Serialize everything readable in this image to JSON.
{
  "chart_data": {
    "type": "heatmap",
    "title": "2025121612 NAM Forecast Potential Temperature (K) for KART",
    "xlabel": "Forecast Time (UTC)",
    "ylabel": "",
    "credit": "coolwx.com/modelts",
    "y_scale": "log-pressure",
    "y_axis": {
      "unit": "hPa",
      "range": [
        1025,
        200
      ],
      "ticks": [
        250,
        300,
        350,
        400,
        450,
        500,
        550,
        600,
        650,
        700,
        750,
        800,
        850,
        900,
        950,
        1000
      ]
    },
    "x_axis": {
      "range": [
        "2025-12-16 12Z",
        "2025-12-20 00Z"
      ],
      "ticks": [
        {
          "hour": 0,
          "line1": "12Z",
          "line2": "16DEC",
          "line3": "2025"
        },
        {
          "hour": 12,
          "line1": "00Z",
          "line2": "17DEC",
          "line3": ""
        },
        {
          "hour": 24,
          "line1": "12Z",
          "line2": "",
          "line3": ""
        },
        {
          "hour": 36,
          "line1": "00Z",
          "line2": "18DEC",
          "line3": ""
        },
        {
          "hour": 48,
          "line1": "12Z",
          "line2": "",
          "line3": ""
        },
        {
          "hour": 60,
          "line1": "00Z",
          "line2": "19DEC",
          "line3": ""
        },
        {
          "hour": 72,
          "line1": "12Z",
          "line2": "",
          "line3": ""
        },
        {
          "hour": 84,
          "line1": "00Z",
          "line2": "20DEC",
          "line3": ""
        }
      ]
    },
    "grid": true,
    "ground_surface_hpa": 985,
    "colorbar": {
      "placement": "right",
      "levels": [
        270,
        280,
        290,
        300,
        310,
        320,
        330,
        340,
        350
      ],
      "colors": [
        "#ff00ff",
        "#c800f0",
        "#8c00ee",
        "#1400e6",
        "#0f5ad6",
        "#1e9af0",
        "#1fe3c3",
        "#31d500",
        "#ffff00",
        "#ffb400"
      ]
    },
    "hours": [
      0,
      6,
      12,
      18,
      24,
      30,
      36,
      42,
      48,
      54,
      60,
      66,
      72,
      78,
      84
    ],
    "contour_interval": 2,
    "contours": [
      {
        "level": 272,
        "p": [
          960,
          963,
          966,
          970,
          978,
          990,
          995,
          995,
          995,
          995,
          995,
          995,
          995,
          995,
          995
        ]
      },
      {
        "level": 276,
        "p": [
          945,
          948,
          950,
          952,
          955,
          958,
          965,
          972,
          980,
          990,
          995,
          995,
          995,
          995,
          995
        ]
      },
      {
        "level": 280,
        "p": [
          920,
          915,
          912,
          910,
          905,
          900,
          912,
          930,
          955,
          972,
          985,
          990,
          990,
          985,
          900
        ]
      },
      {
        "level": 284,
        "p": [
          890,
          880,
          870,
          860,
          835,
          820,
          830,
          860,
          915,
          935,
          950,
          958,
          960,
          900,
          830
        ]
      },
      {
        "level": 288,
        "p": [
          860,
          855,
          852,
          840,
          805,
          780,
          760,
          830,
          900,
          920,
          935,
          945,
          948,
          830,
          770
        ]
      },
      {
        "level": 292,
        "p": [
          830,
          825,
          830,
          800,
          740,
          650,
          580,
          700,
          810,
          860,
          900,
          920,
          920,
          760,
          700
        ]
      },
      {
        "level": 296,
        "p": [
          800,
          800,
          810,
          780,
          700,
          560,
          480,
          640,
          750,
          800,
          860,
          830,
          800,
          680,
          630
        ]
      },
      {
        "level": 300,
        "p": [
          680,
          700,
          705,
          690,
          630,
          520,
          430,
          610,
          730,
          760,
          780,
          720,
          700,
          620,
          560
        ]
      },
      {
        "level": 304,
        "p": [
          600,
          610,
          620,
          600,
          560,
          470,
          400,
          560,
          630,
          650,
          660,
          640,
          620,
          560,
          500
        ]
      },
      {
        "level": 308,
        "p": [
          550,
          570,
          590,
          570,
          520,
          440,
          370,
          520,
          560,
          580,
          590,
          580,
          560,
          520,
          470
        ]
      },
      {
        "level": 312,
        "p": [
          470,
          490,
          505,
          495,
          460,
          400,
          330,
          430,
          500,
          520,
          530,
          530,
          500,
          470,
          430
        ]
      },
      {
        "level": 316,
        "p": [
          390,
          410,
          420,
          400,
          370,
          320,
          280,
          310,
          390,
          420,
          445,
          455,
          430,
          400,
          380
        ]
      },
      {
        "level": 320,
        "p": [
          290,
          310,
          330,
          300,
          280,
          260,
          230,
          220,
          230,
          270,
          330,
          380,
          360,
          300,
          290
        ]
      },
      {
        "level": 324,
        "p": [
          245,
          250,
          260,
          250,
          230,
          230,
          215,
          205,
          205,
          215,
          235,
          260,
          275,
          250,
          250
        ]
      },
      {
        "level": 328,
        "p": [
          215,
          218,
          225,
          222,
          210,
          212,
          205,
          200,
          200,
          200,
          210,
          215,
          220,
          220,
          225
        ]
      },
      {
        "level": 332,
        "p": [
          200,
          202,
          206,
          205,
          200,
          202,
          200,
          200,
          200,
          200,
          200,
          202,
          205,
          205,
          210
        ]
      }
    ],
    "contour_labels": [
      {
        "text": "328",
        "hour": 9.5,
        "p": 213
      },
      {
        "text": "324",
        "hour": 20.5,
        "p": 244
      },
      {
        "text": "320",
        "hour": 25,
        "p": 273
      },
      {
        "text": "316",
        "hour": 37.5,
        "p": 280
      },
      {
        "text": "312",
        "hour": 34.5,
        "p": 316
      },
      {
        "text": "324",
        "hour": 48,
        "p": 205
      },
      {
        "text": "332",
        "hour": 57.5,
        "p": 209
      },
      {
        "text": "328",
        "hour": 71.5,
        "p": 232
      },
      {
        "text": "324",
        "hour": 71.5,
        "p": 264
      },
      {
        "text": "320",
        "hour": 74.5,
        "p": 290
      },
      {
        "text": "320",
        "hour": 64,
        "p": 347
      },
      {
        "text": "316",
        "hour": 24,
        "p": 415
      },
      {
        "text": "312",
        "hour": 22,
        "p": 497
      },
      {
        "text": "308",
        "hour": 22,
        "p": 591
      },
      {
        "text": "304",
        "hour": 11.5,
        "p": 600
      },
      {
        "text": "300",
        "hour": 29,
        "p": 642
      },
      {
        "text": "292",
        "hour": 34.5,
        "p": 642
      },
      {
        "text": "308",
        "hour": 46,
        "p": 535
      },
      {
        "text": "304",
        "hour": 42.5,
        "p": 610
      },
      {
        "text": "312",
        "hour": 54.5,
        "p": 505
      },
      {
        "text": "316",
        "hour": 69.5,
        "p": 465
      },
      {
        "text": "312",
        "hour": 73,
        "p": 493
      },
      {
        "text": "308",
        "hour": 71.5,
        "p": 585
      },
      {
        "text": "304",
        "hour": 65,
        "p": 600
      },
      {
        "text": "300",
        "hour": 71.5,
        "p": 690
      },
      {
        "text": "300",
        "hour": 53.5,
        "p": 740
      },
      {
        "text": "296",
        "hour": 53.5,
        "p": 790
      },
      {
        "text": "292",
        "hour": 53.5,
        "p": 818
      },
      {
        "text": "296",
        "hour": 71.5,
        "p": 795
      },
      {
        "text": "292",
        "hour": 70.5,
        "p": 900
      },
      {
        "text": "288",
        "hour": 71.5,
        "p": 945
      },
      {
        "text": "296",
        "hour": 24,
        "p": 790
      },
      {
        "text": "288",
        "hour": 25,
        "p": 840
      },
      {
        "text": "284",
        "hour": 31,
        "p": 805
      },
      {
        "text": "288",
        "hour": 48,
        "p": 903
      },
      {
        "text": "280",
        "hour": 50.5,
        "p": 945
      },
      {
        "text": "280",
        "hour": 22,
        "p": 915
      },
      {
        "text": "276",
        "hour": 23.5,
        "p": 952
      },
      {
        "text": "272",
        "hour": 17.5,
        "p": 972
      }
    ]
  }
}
# # # # # # #
◆ What is asked
Examine the records and pull out every line where the string "Forecast" occurs.

◆ Written solution
    "title": "2025121612 NAM Forecast Potential Temperature (K) for KART",
    "xlabel": "Forecast Time (UTC)",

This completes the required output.